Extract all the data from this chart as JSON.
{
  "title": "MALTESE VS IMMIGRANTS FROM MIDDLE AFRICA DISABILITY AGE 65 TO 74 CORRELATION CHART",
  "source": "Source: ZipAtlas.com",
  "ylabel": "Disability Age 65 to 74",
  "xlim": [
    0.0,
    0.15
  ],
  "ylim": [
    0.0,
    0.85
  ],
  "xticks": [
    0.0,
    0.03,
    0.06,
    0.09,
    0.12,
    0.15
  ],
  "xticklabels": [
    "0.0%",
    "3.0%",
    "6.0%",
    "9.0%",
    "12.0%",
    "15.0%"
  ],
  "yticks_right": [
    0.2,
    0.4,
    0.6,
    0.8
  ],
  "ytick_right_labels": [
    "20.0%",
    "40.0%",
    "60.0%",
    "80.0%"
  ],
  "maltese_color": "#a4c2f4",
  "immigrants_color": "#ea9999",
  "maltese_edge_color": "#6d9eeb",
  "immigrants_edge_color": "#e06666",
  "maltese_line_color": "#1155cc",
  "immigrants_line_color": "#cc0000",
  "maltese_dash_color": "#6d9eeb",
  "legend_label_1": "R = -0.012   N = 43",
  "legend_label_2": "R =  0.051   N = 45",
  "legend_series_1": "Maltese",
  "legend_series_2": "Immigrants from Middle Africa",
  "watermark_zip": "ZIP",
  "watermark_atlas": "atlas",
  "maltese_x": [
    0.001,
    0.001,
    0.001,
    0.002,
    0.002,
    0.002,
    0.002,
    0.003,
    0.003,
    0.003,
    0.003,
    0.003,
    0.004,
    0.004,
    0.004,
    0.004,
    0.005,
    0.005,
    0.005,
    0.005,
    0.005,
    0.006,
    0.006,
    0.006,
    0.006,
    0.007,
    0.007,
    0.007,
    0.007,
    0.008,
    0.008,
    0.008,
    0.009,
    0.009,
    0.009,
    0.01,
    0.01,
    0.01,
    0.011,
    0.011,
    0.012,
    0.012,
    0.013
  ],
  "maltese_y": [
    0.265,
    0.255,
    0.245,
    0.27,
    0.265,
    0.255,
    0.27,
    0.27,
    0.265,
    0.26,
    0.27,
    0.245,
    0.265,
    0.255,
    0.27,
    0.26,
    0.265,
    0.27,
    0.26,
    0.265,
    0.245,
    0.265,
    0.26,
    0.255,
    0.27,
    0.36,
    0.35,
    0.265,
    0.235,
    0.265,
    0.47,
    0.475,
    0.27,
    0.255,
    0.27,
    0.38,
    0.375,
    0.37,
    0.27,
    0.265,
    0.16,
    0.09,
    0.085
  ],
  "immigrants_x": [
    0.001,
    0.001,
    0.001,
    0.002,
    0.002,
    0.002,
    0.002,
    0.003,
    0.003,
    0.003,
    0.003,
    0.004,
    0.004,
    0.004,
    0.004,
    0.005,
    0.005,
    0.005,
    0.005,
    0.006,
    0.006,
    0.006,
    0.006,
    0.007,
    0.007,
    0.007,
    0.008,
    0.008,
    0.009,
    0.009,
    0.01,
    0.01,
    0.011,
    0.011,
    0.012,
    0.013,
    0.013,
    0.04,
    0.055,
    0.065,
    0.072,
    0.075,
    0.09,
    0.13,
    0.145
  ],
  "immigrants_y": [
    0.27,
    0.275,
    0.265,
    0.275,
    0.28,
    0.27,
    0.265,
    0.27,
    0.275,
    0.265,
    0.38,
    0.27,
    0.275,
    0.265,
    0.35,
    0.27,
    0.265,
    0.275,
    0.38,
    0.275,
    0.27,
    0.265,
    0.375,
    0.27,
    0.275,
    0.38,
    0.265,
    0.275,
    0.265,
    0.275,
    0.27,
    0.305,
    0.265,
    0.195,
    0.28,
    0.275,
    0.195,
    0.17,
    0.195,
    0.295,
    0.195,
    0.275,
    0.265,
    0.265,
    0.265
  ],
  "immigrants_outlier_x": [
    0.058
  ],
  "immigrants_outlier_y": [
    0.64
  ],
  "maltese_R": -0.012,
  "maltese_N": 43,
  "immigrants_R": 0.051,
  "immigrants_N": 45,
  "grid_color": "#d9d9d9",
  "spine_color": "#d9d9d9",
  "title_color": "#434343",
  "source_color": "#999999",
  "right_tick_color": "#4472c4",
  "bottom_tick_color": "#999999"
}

+--

• Stated exercise: Copy out the whole listing exactly.

• Reply to the task:
Extract all the data from this chart as JSON.
{
  "title": "MALTESE VS IMMIGRANTS FROM MIDDLE AFRICA DISABILITY AGE 65 TO 74 CORRELATION CHART",
  "source": "Source: ZipAtlas.com",
  "ylabel": "Disability Age 65 to 74",
  "xlim": [
    0.0,
    0.15
  ],
  "ylim": [
    0.0,
    0.85
  ],
  "xticks": [
    0.0,
    0.03,
    0.06,
    0.09,
    0.12,
    0.15
  ],
  "xticklabels": [
    "0.0%",
    "3.0%",
    "6.0%",
    "9.0%",
    "12.0%",
    "15.0%"
  ],
  "yticks_right": [
    0.2,
    0.4,
    0.6,
    0.8
  ],
  "ytick_right_labels": [
    "20.0%",
    "40.0%",
    "60.0%",
    "80.0%"
  ],
  "maltese_color": "#a4c2f4",
  "immigrants_color": "#ea9999",
  "maltese_edge_color": "#6d9eeb",
  "immigrants_edge_color": "#e06666",
  "maltese_line_color": "#1155cc",
  "immigrants_line_color": "#cc0000",
  "maltese_dash_color": "#6d9eeb",
  "legend_label_1": "R = -0.012   N = 43",
  "legend_label_2": "R =  0.051   N = 45",
  "legend_series_1": "Maltese",
  "legend_series_2": "Immigrants from Middle Africa",
  "watermark_zip": "ZIP",
  "watermark_atlas": "atlas",
  "maltese_x": [
    0.001,
    0.001,
    0.001,
    0.002,
    0.002,
    0.002,
    0.002,
    0.003,
    0.003,
    0.003,
    0.003,
    0.003,
    0.004,
    0.004,
    0.004,
    0.004,
    0.005,
    0.005,
    0.005,
    0.005,
    0.005,
    0.006,
    0.006,
    0.006,
    0.006,
    0.007,
    0.007,
    0.007,
    0.007,
    0.008,
    0.008,
    0.008,
    0.009,
    0.009,
    0.009,
    0.01,
    0.01,
    0.01,
    0.011,
    0.011,
    0.012,
    0.012,
    0.013
  ],
  "maltese_y": [
    0.265,
    0.255,
    0.245,
    0.27,
    0.265,
    0.255,
    0.27,
    0.27,
    0.265,
    0.26,
    0.27,
    0.245,
    0.265,
    0.255,
    0.27,
    0.26,
    0.265,
    0.27,
    0.26,
    0.265,
    0.245,
    0.265,
    0.26,
    0.255,
    0.27,
    0.36,
    0.35,
    0.265,
    0.235,
    0.265,
    0.47,
    0.475,
    0.27,
    0.255,
    0.27,
    0.38,
    0.375,
    0.37,
    0.27,
    0.265,
    0.16,
    0.09,
    0.085
  ],
  "immigrants_x": [
    0.001,
    0.001,
    0.001,
    0.002,
    0.002,
    0.002,
    0.002,
    0.003,
    0.003,
    0.003,
    0.003,
    0.004,
    0.004,
    0.004,
    0.004,
    0.005,
    0.005,
    0.005,
    0.005,
    0.006,
    0.006,
    0.006,
    0.006,
    0.007,
    0.007,
    0.007,
    0.008,
    0.008,
    0.009,
    0.009,
    0.01,
    0.01,
    0.011,
    0.011,
    0.012,
    0.013,
    0.013,
    0.04,
    0.055,
    0.065,
    0.072,
    0.075,
    0.09,
    0.13,
    0.145
  ],
  "immigrants_y": [
    0.27,
    0.275,
    0.265,
    0.275,
    0.28,
    0.27,
    0.265,
    0.27,
    0.275,
    0.265,
    0.38,
    0.27,
    0.275,
    0.265,
    0.35,
    0.27,
    0.265,
    0.275,
    0.38,
    0.275,
    0.27,
    0.265,
    0.375,
    0.27,
    0.275,
    0.38,
    0.265,
    0.275,
    0.265,
    0.275,
    0.27,
    0.305,
    0.265,
    0.195,
    0.28,
    0.275,
    0.195,
    0.17,
    0.195,
    0.295,
    0.195,
    0.275,
    0.265,
    0.265,
    0.265
  ],
  "immigrants_outlier_x": [
    0.058
  ],
  "immigrants_outlier_y": [
    0.64
  ],
  "maltese_R": -0.012,
  "maltese_N": 43,
  "immigrants_R": 0.051,
  "immigrants_N": 45,
  "grid_color": "#d9d9d9",
  "spine_color": "#d9d9d9",
  "title_color": "#434343",
  "source_color": "#999999",
  "right_tick_color": "#4472c4",
  "bottom_tick_color": "#999999"
}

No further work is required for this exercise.